§ Rows:
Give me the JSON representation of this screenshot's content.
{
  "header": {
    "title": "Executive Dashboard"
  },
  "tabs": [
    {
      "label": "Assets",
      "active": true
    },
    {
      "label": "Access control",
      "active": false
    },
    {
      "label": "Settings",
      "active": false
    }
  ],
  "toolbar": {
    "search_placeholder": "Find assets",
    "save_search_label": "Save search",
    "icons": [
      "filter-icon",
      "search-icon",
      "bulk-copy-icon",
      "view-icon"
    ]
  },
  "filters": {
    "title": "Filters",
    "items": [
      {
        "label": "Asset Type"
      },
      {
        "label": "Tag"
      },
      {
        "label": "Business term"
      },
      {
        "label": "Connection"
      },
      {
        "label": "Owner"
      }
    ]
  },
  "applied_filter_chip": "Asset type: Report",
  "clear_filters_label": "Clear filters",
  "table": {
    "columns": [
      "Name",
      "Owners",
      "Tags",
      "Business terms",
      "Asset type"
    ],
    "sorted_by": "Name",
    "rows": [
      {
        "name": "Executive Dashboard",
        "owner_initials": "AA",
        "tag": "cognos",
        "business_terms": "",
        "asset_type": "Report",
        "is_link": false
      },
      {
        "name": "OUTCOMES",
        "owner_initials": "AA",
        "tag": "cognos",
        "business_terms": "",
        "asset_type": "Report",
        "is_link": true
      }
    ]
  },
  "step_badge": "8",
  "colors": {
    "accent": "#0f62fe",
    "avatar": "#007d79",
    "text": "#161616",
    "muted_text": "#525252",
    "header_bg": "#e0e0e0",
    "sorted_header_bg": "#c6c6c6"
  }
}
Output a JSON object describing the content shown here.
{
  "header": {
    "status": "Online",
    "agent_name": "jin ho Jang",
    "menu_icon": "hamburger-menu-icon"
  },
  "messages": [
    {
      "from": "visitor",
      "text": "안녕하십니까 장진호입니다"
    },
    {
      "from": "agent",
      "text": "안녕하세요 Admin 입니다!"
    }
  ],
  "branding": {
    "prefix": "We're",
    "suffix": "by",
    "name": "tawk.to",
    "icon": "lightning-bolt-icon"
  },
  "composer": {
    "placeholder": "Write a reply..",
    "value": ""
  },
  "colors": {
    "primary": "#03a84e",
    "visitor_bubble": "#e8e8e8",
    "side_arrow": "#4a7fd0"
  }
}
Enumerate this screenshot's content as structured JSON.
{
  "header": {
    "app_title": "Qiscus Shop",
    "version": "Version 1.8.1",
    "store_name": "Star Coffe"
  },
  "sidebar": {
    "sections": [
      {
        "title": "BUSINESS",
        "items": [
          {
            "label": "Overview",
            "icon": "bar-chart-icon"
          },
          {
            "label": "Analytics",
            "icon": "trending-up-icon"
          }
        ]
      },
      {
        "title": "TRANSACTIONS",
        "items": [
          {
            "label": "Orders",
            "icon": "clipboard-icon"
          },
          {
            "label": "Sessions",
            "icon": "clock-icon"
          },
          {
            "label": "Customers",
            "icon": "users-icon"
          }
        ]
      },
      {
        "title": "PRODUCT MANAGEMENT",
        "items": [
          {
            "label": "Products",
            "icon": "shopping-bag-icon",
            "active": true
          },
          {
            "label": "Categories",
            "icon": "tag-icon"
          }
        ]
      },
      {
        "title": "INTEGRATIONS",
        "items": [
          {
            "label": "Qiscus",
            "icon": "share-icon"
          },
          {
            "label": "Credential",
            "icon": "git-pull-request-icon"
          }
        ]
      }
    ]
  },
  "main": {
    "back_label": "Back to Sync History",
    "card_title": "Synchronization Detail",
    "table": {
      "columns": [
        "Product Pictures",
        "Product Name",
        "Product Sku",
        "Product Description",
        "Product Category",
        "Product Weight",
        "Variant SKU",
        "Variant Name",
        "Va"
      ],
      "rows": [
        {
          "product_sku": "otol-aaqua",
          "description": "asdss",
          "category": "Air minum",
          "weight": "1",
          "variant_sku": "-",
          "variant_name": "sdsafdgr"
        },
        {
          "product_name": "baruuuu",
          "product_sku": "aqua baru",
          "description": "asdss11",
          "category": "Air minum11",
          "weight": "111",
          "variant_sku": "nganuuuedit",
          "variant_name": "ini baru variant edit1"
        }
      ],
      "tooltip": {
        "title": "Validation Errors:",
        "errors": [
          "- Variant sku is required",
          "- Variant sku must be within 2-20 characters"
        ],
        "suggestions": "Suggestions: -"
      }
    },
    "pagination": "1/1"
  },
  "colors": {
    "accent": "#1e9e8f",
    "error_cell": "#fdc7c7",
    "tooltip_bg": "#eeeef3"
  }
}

§ Short task:
Only the number is wanted: how many lines contain the string "Executive"?

§ Response to this task:
2